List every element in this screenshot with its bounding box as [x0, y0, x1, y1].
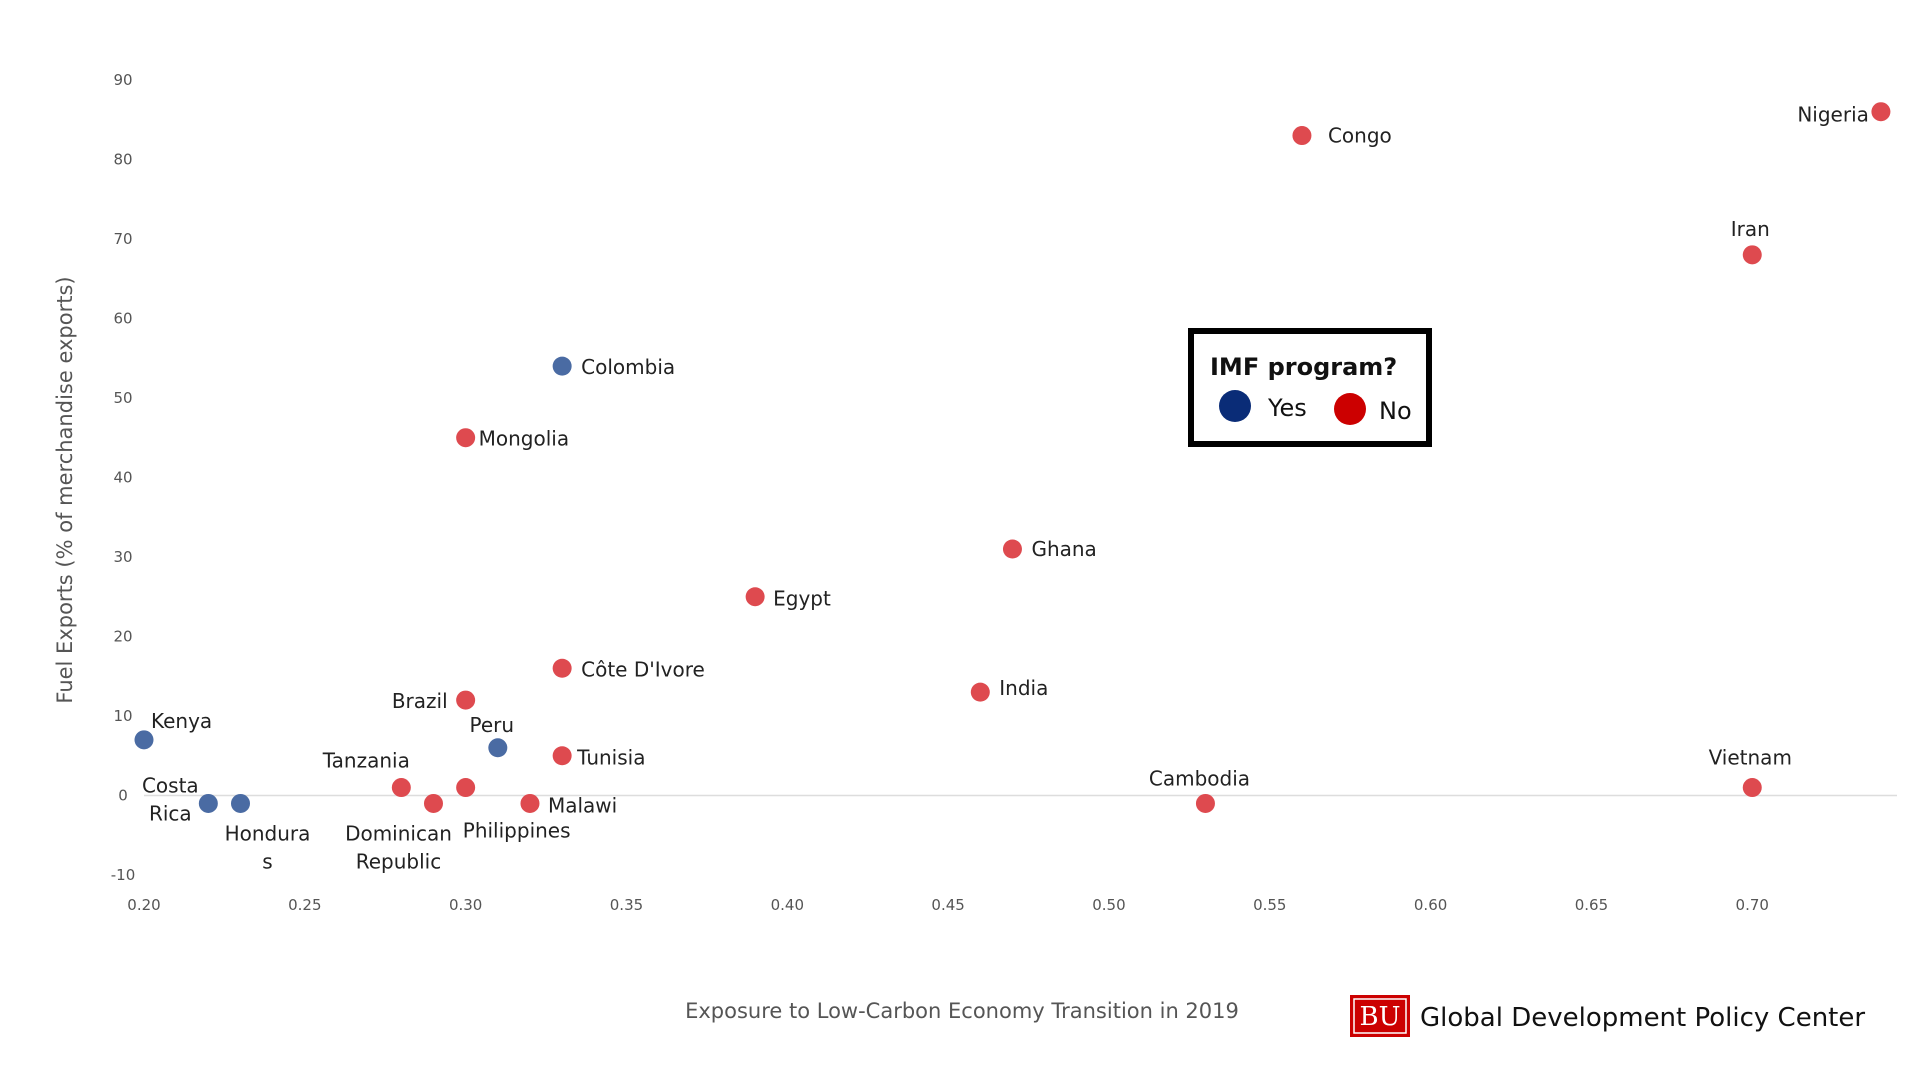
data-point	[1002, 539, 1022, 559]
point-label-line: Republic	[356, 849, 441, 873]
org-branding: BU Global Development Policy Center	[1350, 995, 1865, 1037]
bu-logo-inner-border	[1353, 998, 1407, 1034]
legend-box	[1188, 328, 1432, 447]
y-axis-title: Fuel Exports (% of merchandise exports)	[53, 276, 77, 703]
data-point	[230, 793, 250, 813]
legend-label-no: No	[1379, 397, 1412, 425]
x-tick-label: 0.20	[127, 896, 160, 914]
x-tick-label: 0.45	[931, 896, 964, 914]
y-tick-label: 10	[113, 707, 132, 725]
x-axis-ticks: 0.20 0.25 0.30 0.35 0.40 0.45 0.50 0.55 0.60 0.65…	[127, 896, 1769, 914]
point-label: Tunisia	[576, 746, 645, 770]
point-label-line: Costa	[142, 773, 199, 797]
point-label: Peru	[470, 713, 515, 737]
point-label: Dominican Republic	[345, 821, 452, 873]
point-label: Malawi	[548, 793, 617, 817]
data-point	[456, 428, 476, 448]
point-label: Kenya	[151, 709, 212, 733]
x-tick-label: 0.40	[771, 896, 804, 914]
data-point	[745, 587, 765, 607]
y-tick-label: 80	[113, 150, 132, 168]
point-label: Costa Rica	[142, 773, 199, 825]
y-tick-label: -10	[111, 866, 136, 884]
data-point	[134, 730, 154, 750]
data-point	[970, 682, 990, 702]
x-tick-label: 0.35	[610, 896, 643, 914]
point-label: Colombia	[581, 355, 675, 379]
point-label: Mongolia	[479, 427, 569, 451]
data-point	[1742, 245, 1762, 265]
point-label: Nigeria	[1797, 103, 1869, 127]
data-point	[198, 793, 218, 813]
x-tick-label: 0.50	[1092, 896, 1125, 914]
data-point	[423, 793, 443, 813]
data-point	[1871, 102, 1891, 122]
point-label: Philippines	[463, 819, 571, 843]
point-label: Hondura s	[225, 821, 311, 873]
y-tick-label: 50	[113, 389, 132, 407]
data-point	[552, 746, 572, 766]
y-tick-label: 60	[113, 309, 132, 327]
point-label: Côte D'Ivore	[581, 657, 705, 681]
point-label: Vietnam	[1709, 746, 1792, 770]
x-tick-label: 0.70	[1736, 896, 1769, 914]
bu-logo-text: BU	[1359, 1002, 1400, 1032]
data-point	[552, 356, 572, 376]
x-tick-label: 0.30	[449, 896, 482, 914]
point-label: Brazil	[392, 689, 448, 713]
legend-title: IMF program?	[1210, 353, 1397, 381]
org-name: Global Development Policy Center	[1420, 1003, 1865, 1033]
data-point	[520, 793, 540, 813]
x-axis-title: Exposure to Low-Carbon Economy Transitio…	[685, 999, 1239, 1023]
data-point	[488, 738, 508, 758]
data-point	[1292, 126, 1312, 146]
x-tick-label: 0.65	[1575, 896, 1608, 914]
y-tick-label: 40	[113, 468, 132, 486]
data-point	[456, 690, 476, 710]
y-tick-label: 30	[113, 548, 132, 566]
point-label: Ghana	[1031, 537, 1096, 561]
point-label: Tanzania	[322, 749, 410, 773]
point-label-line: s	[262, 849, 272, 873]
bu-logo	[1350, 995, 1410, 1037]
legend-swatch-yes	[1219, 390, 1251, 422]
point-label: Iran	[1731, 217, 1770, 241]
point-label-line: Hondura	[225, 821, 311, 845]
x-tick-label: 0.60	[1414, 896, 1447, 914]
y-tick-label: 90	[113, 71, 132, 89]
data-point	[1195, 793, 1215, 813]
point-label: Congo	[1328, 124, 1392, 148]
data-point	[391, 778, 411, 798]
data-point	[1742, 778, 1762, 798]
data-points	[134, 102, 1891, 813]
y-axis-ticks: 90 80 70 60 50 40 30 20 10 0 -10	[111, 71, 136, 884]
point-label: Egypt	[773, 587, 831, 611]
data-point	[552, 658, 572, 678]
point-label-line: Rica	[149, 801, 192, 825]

YOUR INSTRUCTIONS: Copy every line of the entry above verbatim, leaving out the picture.

ANSWER TO THIS TASK:
List every element in this screenshot with its bounding box as [x0, y0, x1, y1].
data-point	[1002, 539, 1022, 559]
point-label-line: Republic	[356, 849, 441, 873]
org-branding: BU Global Development Policy Center	[1350, 995, 1865, 1037]
bu-logo-inner-border	[1353, 998, 1407, 1034]
legend-box	[1188, 328, 1432, 447]
y-axis-title: Fuel Exports (% of merchandise exports)	[53, 276, 77, 703]
data-point	[230, 793, 250, 813]
legend-label-no: No	[1379, 397, 1412, 425]
x-tick-label: 0.20	[127, 896, 160, 914]
x-tick-label: 0.45	[931, 896, 964, 914]
y-tick-label: 10	[113, 707, 132, 725]
x-axis-ticks: 0.20 0.25 0.30 0.35 0.40 0.45 0.50 0.55 0.60 0.65…	[127, 896, 1769, 914]
point-label: Tunisia	[576, 746, 645, 770]
point-label-line: Costa	[142, 773, 199, 797]
point-label: Peru	[470, 713, 515, 737]
point-label: Dominican Republic	[345, 821, 452, 873]
point-label: Malawi	[548, 793, 617, 817]
data-point	[456, 428, 476, 448]
point-label: Kenya	[151, 709, 212, 733]
x-tick-label: 0.40	[771, 896, 804, 914]
data-point	[745, 587, 765, 607]
y-tick-label: 80	[113, 150, 132, 168]
point-label: Costa Rica	[142, 773, 199, 825]
y-tick-label: -10	[111, 866, 136, 884]
data-point	[134, 730, 154, 750]
data-point	[970, 682, 990, 702]
x-tick-label: 0.35	[610, 896, 643, 914]
point-label: Colombia	[581, 355, 675, 379]
point-label: Mongolia	[479, 427, 569, 451]
data-point	[1742, 245, 1762, 265]
point-label: Nigeria	[1797, 103, 1869, 127]
data-point	[198, 793, 218, 813]
x-tick-label: 0.50	[1092, 896, 1125, 914]
data-point	[423, 793, 443, 813]
data-point	[1871, 102, 1891, 122]
point-label: Philippines	[463, 819, 571, 843]
point-label: Hondura s	[225, 821, 311, 873]
y-tick-label: 50	[113, 389, 132, 407]
data-point	[552, 746, 572, 766]
y-tick-label: 60	[113, 309, 132, 327]
point-label: Côte D'Ivore	[581, 657, 705, 681]
point-label: Vietnam	[1709, 746, 1792, 770]
x-tick-label: 0.70	[1736, 896, 1769, 914]
bu-logo-text: BU	[1359, 1002, 1400, 1032]
data-point	[552, 356, 572, 376]
x-tick-label: 0.30	[449, 896, 482, 914]
point-label: Brazil	[392, 689, 448, 713]
legend-title: IMF program?	[1210, 353, 1397, 381]
org-name: Global Development Policy Center	[1420, 1003, 1865, 1033]
data-point	[520, 793, 540, 813]
x-axis-title: Exposure to Low-Carbon Economy Transitio…	[685, 999, 1239, 1023]
data-point	[488, 738, 508, 758]
data-point	[1292, 126, 1312, 146]
x-tick-label: 0.65	[1575, 896, 1608, 914]
y-tick-label: 40	[113, 468, 132, 486]
data-point	[456, 690, 476, 710]
y-tick-label: 30	[113, 548, 132, 566]
point-label: Ghana	[1031, 537, 1096, 561]
point-label: Tanzania	[322, 749, 410, 773]
point-label-line: s	[262, 849, 272, 873]
bu-logo	[1350, 995, 1410, 1037]
legend-swatch-yes	[1219, 390, 1251, 422]
point-label: Iran	[1731, 217, 1770, 241]
point-label-line: Hondura	[225, 821, 311, 845]
x-tick-label: 0.60	[1414, 896, 1447, 914]
y-tick-label: 90	[113, 71, 132, 89]
data-point	[1195, 793, 1215, 813]
point-label: Congo	[1328, 124, 1392, 148]
data-point	[391, 778, 411, 798]
data-point	[1742, 778, 1762, 798]
data-points	[134, 102, 1891, 813]
y-axis-ticks: 90 80 70 60 50 40 30 20 10 0 -10	[111, 71, 136, 884]
point-label: Egypt	[773, 587, 831, 611]
data-point	[552, 658, 572, 678]
point-label-line: Rica	[149, 801, 192, 825]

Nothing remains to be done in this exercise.